### YOUR TASK
Copy out every line of the records below word for word, but leave the pictures out.

### RECORDS SHOWN
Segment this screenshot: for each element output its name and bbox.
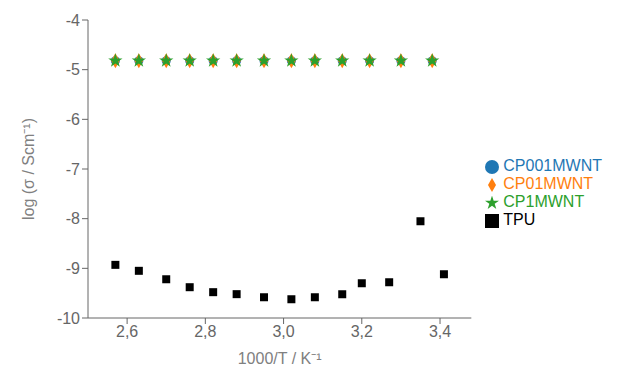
svg-text:1000/T / K⁻¹: 1000/T / K⁻¹: [238, 350, 322, 367]
svg-text:-7: -7: [66, 161, 80, 178]
html-text:CP1MWNT: CP1MWNT: [503, 193, 585, 210]
html-text:CP001MWNT: CP001MWNT: [503, 157, 602, 174]
svg-text:2,6: 2,6: [116, 323, 138, 340]
svg-text:-10: -10: [57, 310, 80, 327]
html-text:TPU: TPU: [503, 211, 536, 228]
svg-text:-5: -5: [66, 61, 80, 78]
svg-text:3,2: 3,2: [351, 323, 373, 340]
svg-text:2,8: 2,8: [194, 323, 216, 340]
svg-text:log (σ / Scm⁻¹): log (σ / Scm⁻¹): [20, 118, 37, 220]
svg-text:-4: -4: [66, 12, 80, 29]
svg-text:-9: -9: [66, 260, 80, 277]
svg-text:3,4: 3,4: [429, 323, 451, 340]
svg-text:-6: -6: [66, 111, 80, 128]
svg-text:3,0: 3,0: [272, 323, 294, 340]
html-text:CP01MWNT: CP01MWNT: [503, 175, 594, 192]
svg-text:-8: -8: [66, 210, 80, 227]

### THE ANSWER
Segment this screenshot: for each element output its name and bbox.
svg-text:1000/T / K⁻¹: 1000/T / K⁻¹: [238, 350, 322, 367]
svg-text:-7: -7: [66, 161, 80, 178]
html-text:CP1MWNT: CP1MWNT: [503, 193, 585, 210]
html-text:CP001MWNT: CP001MWNT: [503, 157, 602, 174]
svg-text:2,6: 2,6: [116, 323, 138, 340]
svg-text:-10: -10: [57, 310, 80, 327]
html-text:TPU: TPU: [503, 211, 536, 228]
svg-text:-5: -5: [66, 61, 80, 78]
svg-text:3,2: 3,2: [351, 323, 373, 340]
svg-text:2,8: 2,8: [194, 323, 216, 340]
svg-text:log (σ / Scm⁻¹): log (σ / Scm⁻¹): [20, 118, 37, 220]
svg-text:-4: -4: [66, 12, 80, 29]
svg-text:-9: -9: [66, 260, 80, 277]
svg-text:3,4: 3,4: [429, 323, 451, 340]
svg-text:-6: -6: [66, 111, 80, 128]
svg-text:3,0: 3,0: [272, 323, 294, 340]
html-text:CP01MWNT: CP01MWNT: [503, 175, 594, 192]
svg-text:-8: -8: [66, 210, 80, 227]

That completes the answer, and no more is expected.